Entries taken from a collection

--- BEGIN ---

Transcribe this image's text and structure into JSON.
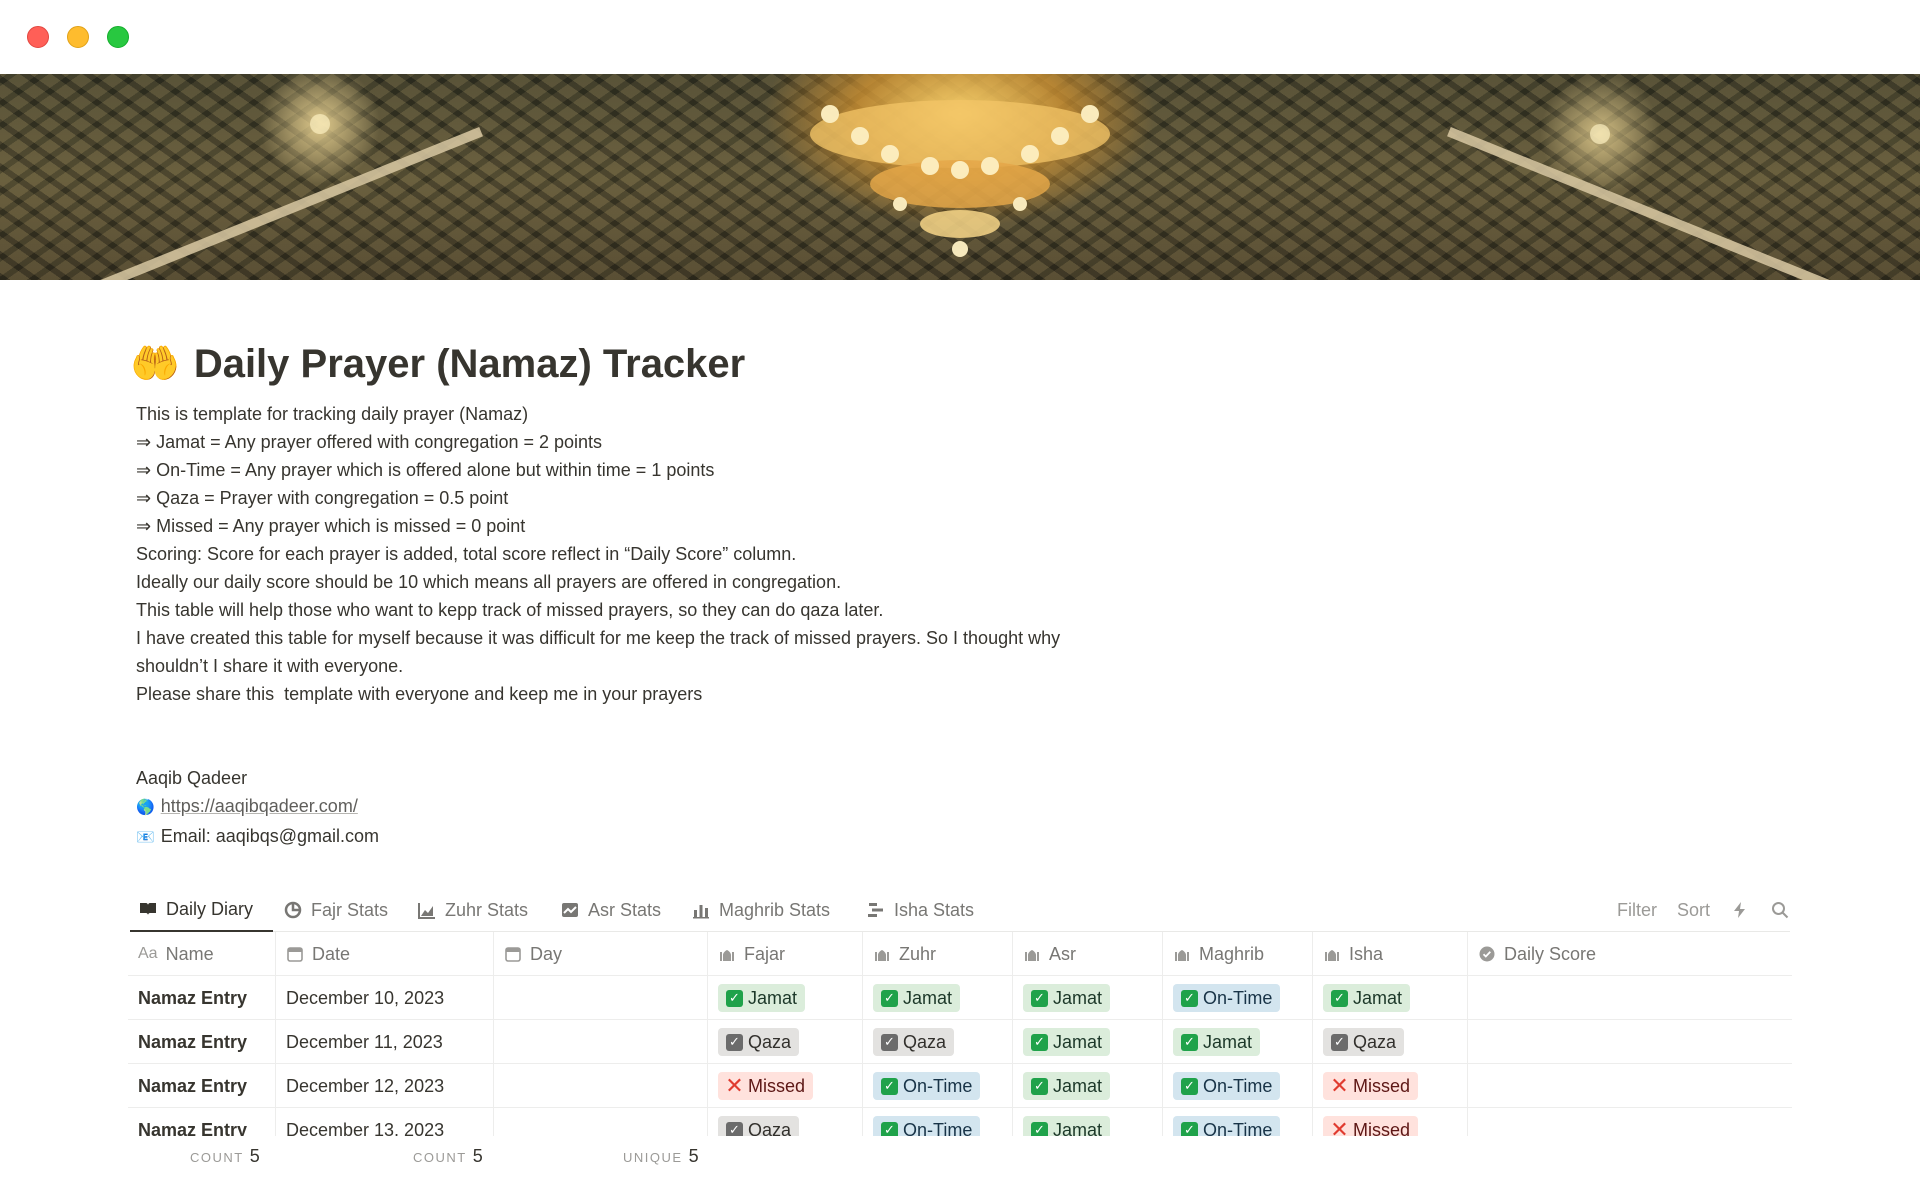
{
  "page": {
    "icon": "palms-up-together-emoji",
    "title": "Daily Prayer (Namaz) Tracker",
    "description": [
      "This is template for tracking daily prayer (Namaz)",
      "⇒ Jamat = Any prayer offered with congregation = 2 points",
      "⇒ On-Time = Any prayer which is offered alone but within time = 1 points",
      "⇒ Qaza = Prayer with congregation = 0.5 point",
      "⇒ Missed = Any prayer which is missed = 0 point",
      "Scoring: Score for each prayer is added, total score reflect in “Daily Score” column.",
      "Ideally our daily score should be 10 which means all prayers are offered in congregation.",
      "This table will help those who want to kepp track of missed prayers, so they can do qaza later.",
      "I have created this table for myself because it was difficult for me keep the track of missed prayers. So I thought why",
      "shouldn’t I share it with everyone.",
      "Please share this  template with everyone and keep me in your prayers"
    ],
    "author": {
      "name": "Aaqib Qadeer",
      "website": "https://aaqibqadeer.com/",
      "email": "Email: aaqibqs@gmail.com"
    }
  },
  "tabs": [
    {
      "label": "Daily Diary",
      "icon": "book-open-icon",
      "active": true
    },
    {
      "label": "Fajr Stats",
      "icon": "pie-chart-icon"
    },
    {
      "label": "Zuhr Stats",
      "icon": "area-chart-icon"
    },
    {
      "label": "Asr Stats",
      "icon": "line-chart-icon"
    },
    {
      "label": "Maghrib Stats",
      "icon": "bar-chart-icon"
    },
    {
      "label": "Isha Stats",
      "icon": "timeline-icon"
    }
  ],
  "toolbar": {
    "filter": "Filter",
    "sort": "Sort",
    "automation_icon": "lightning-icon",
    "search_icon": "search-icon"
  },
  "table": {
    "columns": [
      {
        "label": "Name",
        "icon": "text-aa-icon"
      },
      {
        "label": "Date",
        "icon": "calendar-icon"
      },
      {
        "label": "Day",
        "icon": "calendar-icon"
      },
      {
        "label": "Fajar",
        "icon": "mosque-icon"
      },
      {
        "label": "Zuhr",
        "icon": "mosque-icon"
      },
      {
        "label": "Asr",
        "icon": "mosque-icon"
      },
      {
        "label": "Maghrib",
        "icon": "mosque-icon"
      },
      {
        "label": "Isha",
        "icon": "mosque-icon"
      },
      {
        "label": "Daily Score",
        "icon": "check-circle-icon"
      }
    ],
    "rows": [
      {
        "name": "Namaz Entry",
        "date": "December 10, 2023",
        "day": "",
        "prayers": [
          "Jamat",
          "Jamat",
          "Jamat",
          "On-Time",
          "Jamat"
        ],
        "score": ""
      },
      {
        "name": "Namaz Entry",
        "date": "December 11, 2023",
        "day": "",
        "prayers": [
          "Qaza",
          "Qaza",
          "Jamat",
          "Jamat",
          "Qaza"
        ],
        "score": ""
      },
      {
        "name": "Namaz Entry",
        "date": "December 12, 2023",
        "day": "",
        "prayers": [
          "Missed",
          "On-Time",
          "Jamat",
          "On-Time",
          "Missed"
        ],
        "score": ""
      },
      {
        "name": "Namaz Entry",
        "date": "December 13, 2023",
        "day": "",
        "prayers": [
          "Qaza",
          "On-Time",
          "Jamat",
          "On-Time",
          "Missed"
        ],
        "score": ""
      }
    ],
    "footer": [
      {
        "label": "COUNT",
        "value": "5"
      },
      {
        "label": "COUNT",
        "value": "5"
      },
      {
        "label": "UNIQUE",
        "value": "5"
      }
    ]
  },
  "colors": {
    "jamat_bg": "#dbeddb",
    "ontime_bg": "#d3e5ef",
    "qaza_bg": "#e3e2e0",
    "missed_bg": "#ffe2dd",
    "check_green": "#1fa24a",
    "cross_red": "#e03b2f",
    "text": "#37352f"
  }
}
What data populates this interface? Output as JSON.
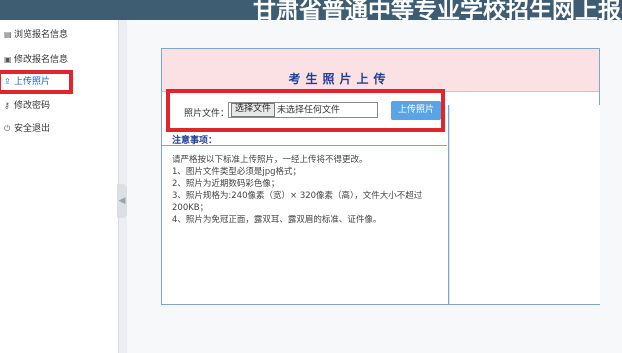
{
  "header": {
    "title": "甘肃省普通中等专业学校招生网上报名系"
  },
  "sidebar": {
    "items": [
      {
        "label": "浏览报名信息",
        "icon": "list-icon",
        "glyph": "▤"
      },
      {
        "label": "修改报名信息",
        "icon": "edit-icon",
        "glyph": "▣"
      },
      {
        "label": "上传照片",
        "icon": "upload-icon",
        "glyph": "⇪"
      },
      {
        "label": "修改密码",
        "icon": "key-icon",
        "glyph": "⚷"
      },
      {
        "label": "安全退出",
        "icon": "power-icon",
        "glyph": "⏻"
      }
    ],
    "active_index": 2,
    "collapse_glyph": "◀"
  },
  "panel": {
    "title": "考生照片上传",
    "file_label": "照片文件：",
    "choose_button": "选择文件",
    "no_file_text": "未选择任何文件",
    "upload_button": "上传照片",
    "notes_title": "注意事项：",
    "notes": [
      "请严格按以下标准上传照片，一经上传将不得更改。",
      "1、图片文件类型必须是jpg格式；",
      "2、照片为近期数码彩色像；",
      "3、照片规格为:240像素（宽）× 320像素（高），文件大小不超过",
      "200KB；",
      "4、照片为免冠正面，露双耳、露双眉的标准、证件像。"
    ]
  },
  "colors": {
    "header_bg": "#3e5d73",
    "highlight_red": "#e0262d",
    "panel_head_bg": "#fbe1e3",
    "title_blue": "#233e99",
    "upload_button_bg": "#5aa4e4"
  }
}
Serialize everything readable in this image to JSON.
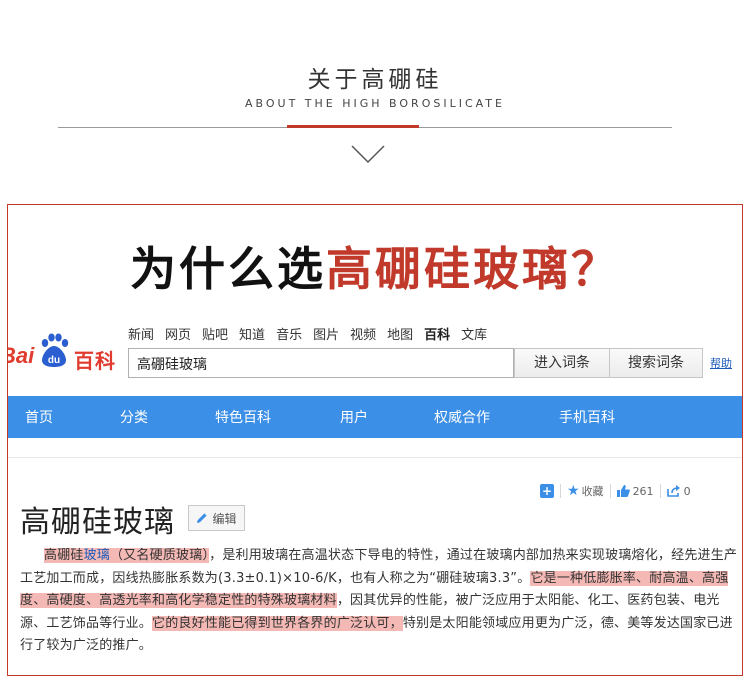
{
  "header": {
    "title": "关于高硼硅",
    "subtitle": "ABOUT THE HIGH BOROSILICATE"
  },
  "question": {
    "prefix": "为什么选",
    "highlight": "高硼硅玻璃？"
  },
  "baidu": {
    "logo_left": "Bai",
    "logo_paw_text": "du",
    "logo_right": "百科",
    "nav_links": [
      "新闻",
      "网页",
      "贴吧",
      "知道",
      "音乐",
      "图片",
      "视频",
      "地图",
      "百科",
      "文库"
    ],
    "active_nav": "百科",
    "search_value": "高硼硅玻璃",
    "enter_button": "进入词条",
    "search_button": "搜索词条",
    "help_link": "帮助",
    "blue_nav": [
      "首页",
      "分类",
      "特色百科",
      "用户",
      "权威合作",
      "手机百科"
    ]
  },
  "entry": {
    "title": "高硼硅玻璃",
    "edit_label": "编辑",
    "favorite_label": "收藏",
    "like_count": "261",
    "share_count": "0",
    "segments": {
      "s1a": "高硼硅",
      "s1b": "玻璃",
      "s1c": "（又名硬质玻璃）",
      "s2": "，是利用玻璃在高温状态下导电的特性，通过在玻璃内部加热来实现玻璃熔化，经先进生产工艺加工而成，因线热膨胀系数为(3.3±0.1)×10-6/K，也有人称之为“硼硅玻璃3.3”。",
      "s3": "它是一种低膨胀率、耐高温、高强度、高硬度、高透光率和高化学稳定性的特殊玻璃材料",
      "s4": "，因其优异的性能，被广泛应用于太阳能、化工、医药包装、电光源、工艺饰品等行业。",
      "s5": "它的良好性能已得到世界各界的广泛认可，",
      "s6": "特别是太阳能领域应用更为广泛，德、美等发达国家已进行了较为广泛的推广。"
    }
  },
  "colors": {
    "accent_red": "#c0392b",
    "baidu_blue": "#3c8fe6",
    "highlight_pink": "#f4b9b5"
  }
}
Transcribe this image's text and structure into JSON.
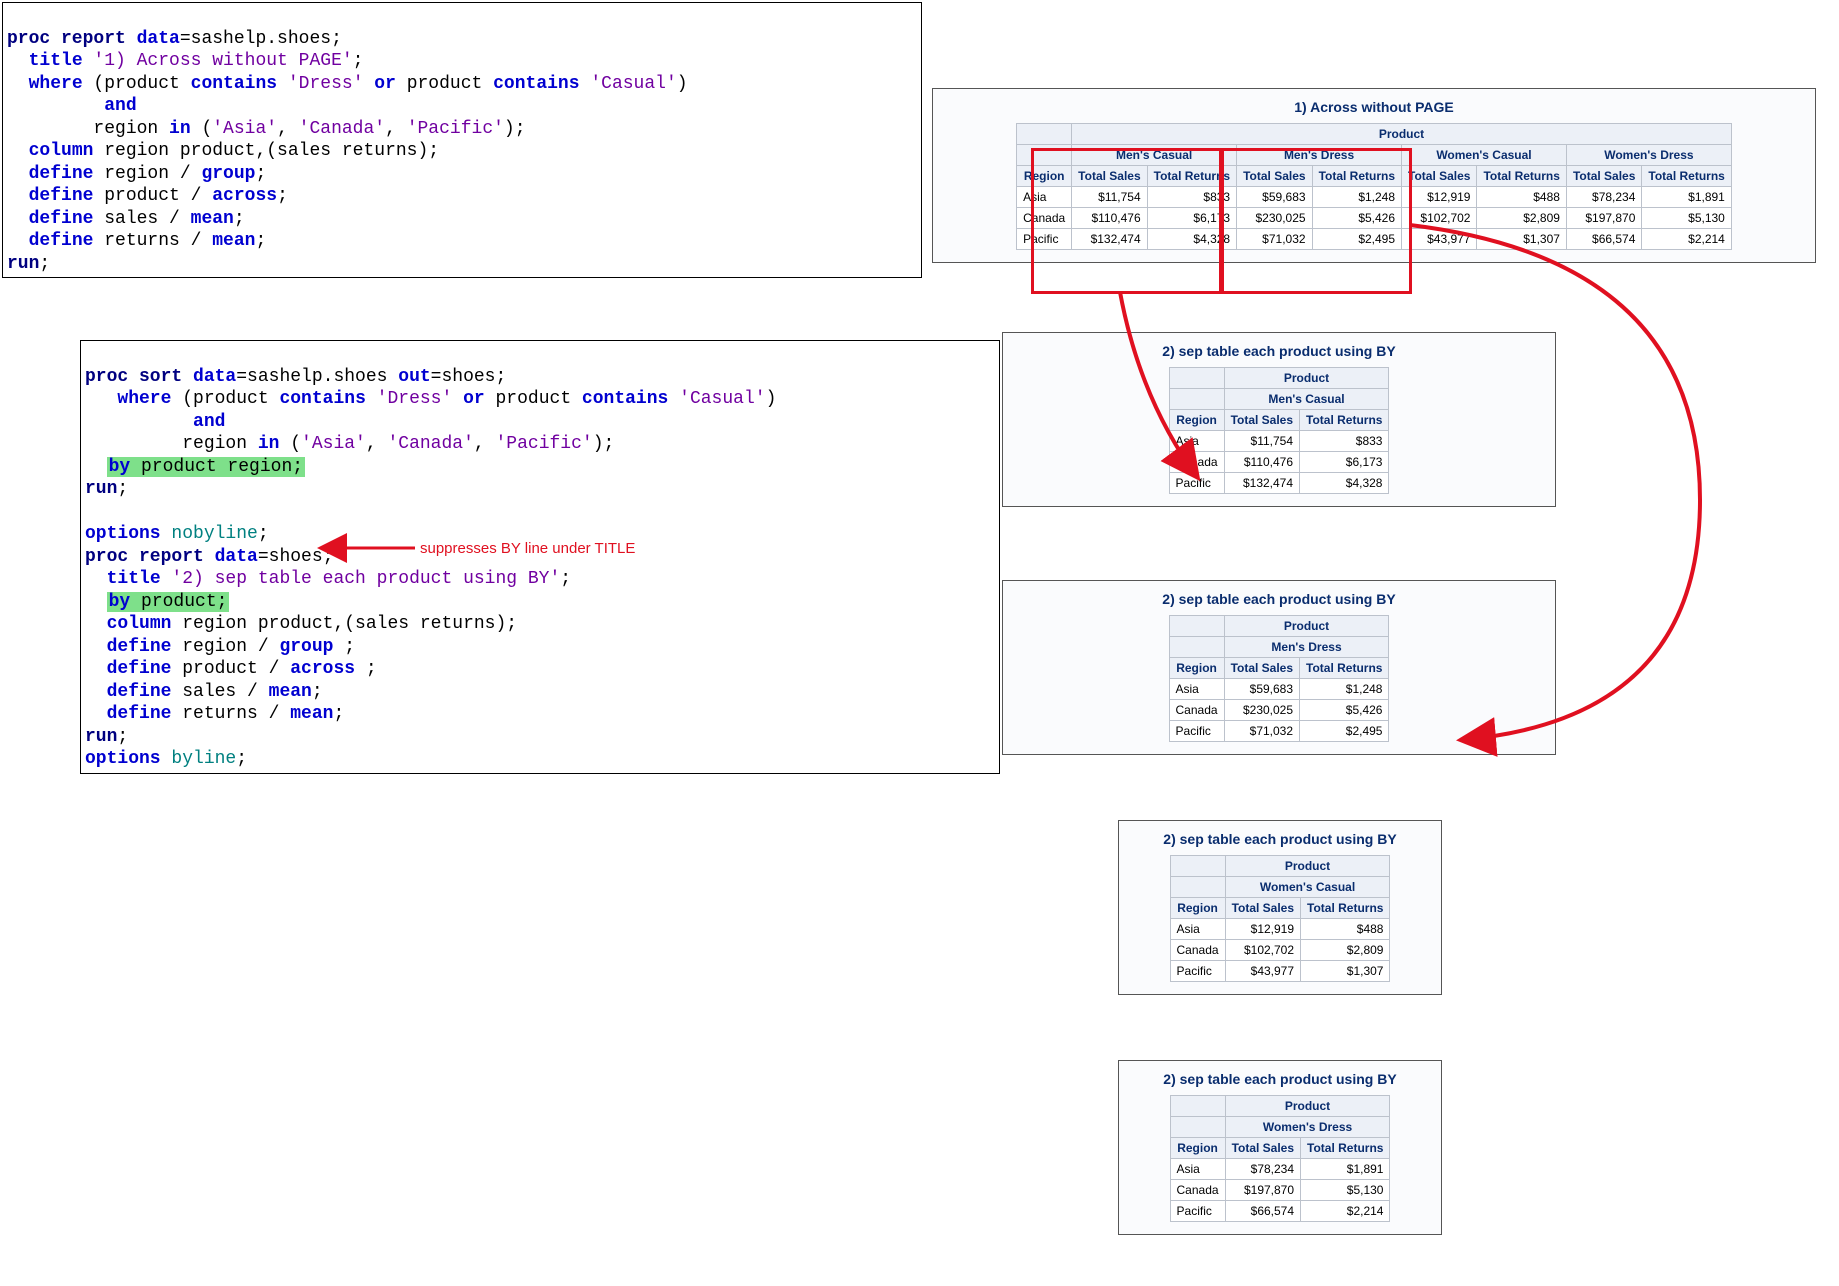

--- END ---

* [Stated task] Using the listing above, locate the lines that hold "高硼硅玻璃" and copy each one.

* [Solution for this task]
    "highlight": "高硼硅玻璃？"
    "search_value": "高硼硅玻璃",
    "title": "高硼硅玻璃",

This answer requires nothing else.